WHAT YOU NEED TO DO:
Set down every record once more, exactly as given.

DATA FOR THIS EXERCISE:
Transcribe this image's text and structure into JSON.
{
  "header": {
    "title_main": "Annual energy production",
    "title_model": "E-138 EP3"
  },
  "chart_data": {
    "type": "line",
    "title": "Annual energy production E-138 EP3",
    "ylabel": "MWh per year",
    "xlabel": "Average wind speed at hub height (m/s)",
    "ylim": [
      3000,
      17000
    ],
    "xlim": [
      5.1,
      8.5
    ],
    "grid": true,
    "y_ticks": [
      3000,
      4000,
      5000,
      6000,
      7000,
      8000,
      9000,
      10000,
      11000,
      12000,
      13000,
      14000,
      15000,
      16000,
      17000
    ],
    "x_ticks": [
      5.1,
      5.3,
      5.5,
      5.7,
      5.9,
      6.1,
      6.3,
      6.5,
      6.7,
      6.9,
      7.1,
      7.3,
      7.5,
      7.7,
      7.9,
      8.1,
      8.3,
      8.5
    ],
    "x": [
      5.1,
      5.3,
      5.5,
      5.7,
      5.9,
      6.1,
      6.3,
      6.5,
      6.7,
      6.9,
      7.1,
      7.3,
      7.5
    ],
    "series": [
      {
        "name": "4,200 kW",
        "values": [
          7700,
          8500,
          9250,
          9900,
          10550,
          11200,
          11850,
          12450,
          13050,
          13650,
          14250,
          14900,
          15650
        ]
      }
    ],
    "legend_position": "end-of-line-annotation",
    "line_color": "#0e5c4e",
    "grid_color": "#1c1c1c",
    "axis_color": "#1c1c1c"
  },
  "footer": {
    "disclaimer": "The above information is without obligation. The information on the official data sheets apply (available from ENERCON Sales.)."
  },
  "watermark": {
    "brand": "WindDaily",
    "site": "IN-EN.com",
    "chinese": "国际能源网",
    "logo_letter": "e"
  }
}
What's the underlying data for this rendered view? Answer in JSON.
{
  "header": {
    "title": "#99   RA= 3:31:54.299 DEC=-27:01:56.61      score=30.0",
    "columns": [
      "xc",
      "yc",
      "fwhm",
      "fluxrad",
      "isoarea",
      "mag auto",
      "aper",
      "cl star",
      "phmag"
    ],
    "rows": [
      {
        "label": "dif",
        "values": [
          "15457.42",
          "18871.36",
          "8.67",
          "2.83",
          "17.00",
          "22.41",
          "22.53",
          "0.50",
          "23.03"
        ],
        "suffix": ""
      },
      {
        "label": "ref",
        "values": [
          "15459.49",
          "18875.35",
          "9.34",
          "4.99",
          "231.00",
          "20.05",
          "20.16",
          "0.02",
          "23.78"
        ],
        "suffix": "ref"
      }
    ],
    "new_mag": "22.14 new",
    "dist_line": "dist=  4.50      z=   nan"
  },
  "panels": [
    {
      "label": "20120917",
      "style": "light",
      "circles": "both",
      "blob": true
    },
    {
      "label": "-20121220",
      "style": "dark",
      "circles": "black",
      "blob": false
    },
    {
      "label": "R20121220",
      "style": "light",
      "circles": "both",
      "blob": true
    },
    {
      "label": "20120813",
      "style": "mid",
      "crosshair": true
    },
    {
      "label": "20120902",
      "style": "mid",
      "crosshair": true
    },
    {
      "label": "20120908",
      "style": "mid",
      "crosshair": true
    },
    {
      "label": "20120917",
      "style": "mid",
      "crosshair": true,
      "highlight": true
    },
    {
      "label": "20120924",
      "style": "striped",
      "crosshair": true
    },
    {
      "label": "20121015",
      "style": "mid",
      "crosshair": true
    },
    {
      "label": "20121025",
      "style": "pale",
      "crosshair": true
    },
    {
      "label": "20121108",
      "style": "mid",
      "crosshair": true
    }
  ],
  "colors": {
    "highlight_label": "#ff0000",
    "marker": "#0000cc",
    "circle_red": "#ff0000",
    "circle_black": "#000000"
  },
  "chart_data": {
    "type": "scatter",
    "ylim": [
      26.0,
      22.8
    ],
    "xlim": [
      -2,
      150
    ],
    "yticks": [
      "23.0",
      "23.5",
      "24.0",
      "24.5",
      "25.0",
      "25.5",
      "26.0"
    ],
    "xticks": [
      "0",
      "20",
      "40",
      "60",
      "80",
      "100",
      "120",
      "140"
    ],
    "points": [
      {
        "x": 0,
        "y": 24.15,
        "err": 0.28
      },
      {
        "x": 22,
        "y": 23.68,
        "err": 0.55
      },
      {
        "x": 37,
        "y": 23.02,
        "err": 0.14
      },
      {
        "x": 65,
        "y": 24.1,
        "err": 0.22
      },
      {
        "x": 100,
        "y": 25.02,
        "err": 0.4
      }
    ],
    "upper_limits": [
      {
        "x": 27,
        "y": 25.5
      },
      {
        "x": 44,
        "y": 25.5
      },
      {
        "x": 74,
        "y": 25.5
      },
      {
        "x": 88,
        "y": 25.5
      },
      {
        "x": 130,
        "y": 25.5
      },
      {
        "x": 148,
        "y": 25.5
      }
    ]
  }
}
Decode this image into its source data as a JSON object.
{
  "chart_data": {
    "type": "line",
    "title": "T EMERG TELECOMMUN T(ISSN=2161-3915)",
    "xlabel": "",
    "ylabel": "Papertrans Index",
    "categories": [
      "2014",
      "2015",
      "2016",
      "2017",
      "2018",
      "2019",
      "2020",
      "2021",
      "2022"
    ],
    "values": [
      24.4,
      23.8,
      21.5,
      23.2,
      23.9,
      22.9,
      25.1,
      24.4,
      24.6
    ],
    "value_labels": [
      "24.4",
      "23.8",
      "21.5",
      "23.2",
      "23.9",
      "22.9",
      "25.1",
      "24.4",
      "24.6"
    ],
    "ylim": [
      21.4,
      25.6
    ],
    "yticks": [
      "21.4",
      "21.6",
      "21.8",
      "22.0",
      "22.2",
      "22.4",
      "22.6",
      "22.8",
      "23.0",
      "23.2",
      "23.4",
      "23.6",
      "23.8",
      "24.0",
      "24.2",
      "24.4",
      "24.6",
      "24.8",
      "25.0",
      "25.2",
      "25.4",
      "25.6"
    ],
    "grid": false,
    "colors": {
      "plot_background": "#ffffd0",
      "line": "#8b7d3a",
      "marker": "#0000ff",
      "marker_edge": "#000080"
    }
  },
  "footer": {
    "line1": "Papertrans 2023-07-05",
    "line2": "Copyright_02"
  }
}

COMPLETE OUTPUT:
Transcribe this image's text and structure into JSON.
{
  "header": {
    "title_main": "Annual energy production",
    "title_model": "E-138 EP3"
  },
  "chart_data": {
    "type": "line",
    "title": "Annual energy production E-138 EP3",
    "ylabel": "MWh per year",
    "xlabel": "Average wind speed at hub height (m/s)",
    "ylim": [
      3000,
      17000
    ],
    "xlim": [
      5.1,
      8.5
    ],
    "grid": true,
    "y_ticks": [
      3000,
      4000,
      5000,
      6000,
      7000,
      8000,
      9000,
      10000,
      11000,
      12000,
      13000,
      14000,
      15000,
      16000,
      17000
    ],
    "x_ticks": [
      5.1,
      5.3,
      5.5,
      5.7,
      5.9,
      6.1,
      6.3,
      6.5,
      6.7,
      6.9,
      7.1,
      7.3,
      7.5,
      7.7,
      7.9,
      8.1,
      8.3,
      8.5
    ],
    "x": [
      5.1,
      5.3,
      5.5,
      5.7,
      5.9,
      6.1,
      6.3,
      6.5,
      6.7,
      6.9,
      7.1,
      7.3,
      7.5
    ],
    "series": [
      {
        "name": "4,200 kW",
        "values": [
          7700,
          8500,
          9250,
          9900,
          10550,
          11200,
          11850,
          12450,
          13050,
          13650,
          14250,
          14900,
          15650
        ]
      }
    ],
    "legend_position": "end-of-line-annotation",
    "line_color": "#0e5c4e",
    "grid_color": "#1c1c1c",
    "axis_color": "#1c1c1c"
  },
  "footer": {
    "disclaimer": "The above information is without obligation. The information on the official data sheets apply (available from ENERCON Sales.)."
  },
  "watermark": {
    "brand": "WindDaily",
    "site": "IN-EN.com",
    "chinese": "国际能源网",
    "logo_letter": "e"
  }
}
What's the underlying data for this rendered view? Answer in JSON.
{
  "header": {
    "title": "#99   RA= 3:31:54.299 DEC=-27:01:56.61      score=30.0",
    "columns": [
      "xc",
      "yc",
      "fwhm",
      "fluxrad",
      "isoarea",
      "mag auto",
      "aper",
      "cl star",
      "phmag"
    ],
    "rows": [
      {
        "label": "dif",
        "values": [
          "15457.42",
          "18871.36",
          "8.67",
          "2.83",
          "17.00",
          "22.41",
          "22.53",
          "0.50",
          "23.03"
        ],
        "suffix": ""
      },
      {
        "label": "ref",
        "values": [
          "15459.49",
          "18875.35",
          "9.34",
          "4.99",
          "231.00",
          "20.05",
          "20.16",
          "0.02",
          "23.78"
        ],
        "suffix": "ref"
      }
    ],
    "new_mag": "22.14 new",
    "dist_line": "dist=  4.50      z=   nan"
  },
  "panels": [
    {
      "label": "20120917",
      "style": "light",
      "circles": "both",
      "blob": true
    },
    {
      "label": "-20121220",
      "style": "dark",
      "circles": "black",
      "blob": false
    },
    {
      "label": "R20121220",
      "style": "light",
      "circles": "both",
      "blob": true
    },
    {
      "label": "20120813",
      "style": "mid",
      "crosshair": true
    },
    {
      "label": "20120902",
      "style": "mid",
      "crosshair": true
    },
    {
      "label": "20120908",
      "style": "mid",
      "crosshair": true
    },
    {
      "label": "20120917",
      "style": "mid",
      "crosshair": true,
      "highlight": true
    },
    {
      "label": "20120924",
      "style": "striped",
      "crosshair": true
    },
    {
      "label": "20121015",
      "style": "mid",
      "crosshair": true
    },
    {
      "label": "20121025",
      "style": "pale",
      "crosshair": true
    },
    {
      "label": "20121108",
      "style": "mid",
      "crosshair": true
    }
  ],
  "colors": {
    "highlight_label": "#ff0000",
    "marker": "#0000cc",
    "circle_red": "#ff0000",
    "circle_black": "#000000"
  },
  "chart_data": {
    "type": "scatter",
    "ylim": [
      26.0,
      22.8
    ],
    "xlim": [
      -2,
      150
    ],
    "yticks": [
      "23.0",
      "23.5",
      "24.0",
      "24.5",
      "25.0",
      "25.5",
      "26.0"
    ],
    "xticks": [
      "0",
      "20",
      "40",
      "60",
      "80",
      "100",
      "120",
      "140"
    ],
    "points": [
      {
        "x": 0,
        "y": 24.15,
        "err": 0.28
      },
      {
        "x": 22,
        "y": 23.68,
        "err": 0.55
      },
      {
        "x": 37,
        "y": 23.02,
        "err": 0.14
      },
      {
        "x": 65,
        "y": 24.1,
        "err": 0.22
      },
      {
        "x": 100,
        "y": 25.02,
        "err": 0.4
      }
    ],
    "upper_limits": [
      {
        "x": 27,
        "y": 25.5
      },
      {
        "x": 44,
        "y": 25.5
      },
      {
        "x": 74,
        "y": 25.5
      },
      {
        "x": 88,
        "y": 25.5
      },
      {
        "x": 130,
        "y": 25.5
      },
      {
        "x": 148,
        "y": 25.5
      }
    ]
  }
}
Decode this image into its source data as a JSON object.
{
  "chart_data": {
    "type": "line",
    "title": "T EMERG TELECOMMUN T(ISSN=2161-3915)",
    "xlabel": "",
    "ylabel": "Papertrans Index",
    "categories": [
      "2014",
      "2015",
      "2016",
      "2017",
      "2018",
      "2019",
      "2020",
      "2021",
      "2022"
    ],
    "values": [
      24.4,
      23.8,
      21.5,
      23.2,
      23.9,
      22.9,
      25.1,
      24.4,
      24.6
    ],
    "value_labels": [
      "24.4",
      "23.8",
      "21.5",
      "23.2",
      "23.9",
      "22.9",
      "25.1",
      "24.4",
      "24.6"
    ],
    "ylim": [
      21.4,
      25.6
    ],
    "yticks": [
      "21.4",
      "21.6",
      "21.8",
      "22.0",
      "22.2",
      "22.4",
      "22.6",
      "22.8",
      "23.0",
      "23.2",
      "23.4",
      "23.6",
      "23.8",
      "24.0",
      "24.2",
      "24.4",
      "24.6",
      "24.8",
      "25.0",
      "25.2",
      "25.4",
      "25.6"
    ],
    "grid": false,
    "colors": {
      "plot_background": "#ffffd0",
      "line": "#8b7d3a",
      "marker": "#0000ff",
      "marker_edge": "#000080"
    }
  },
  "footer": {
    "line1": "Papertrans 2023-07-05",
    "line2": "Copyright_02"
  }
}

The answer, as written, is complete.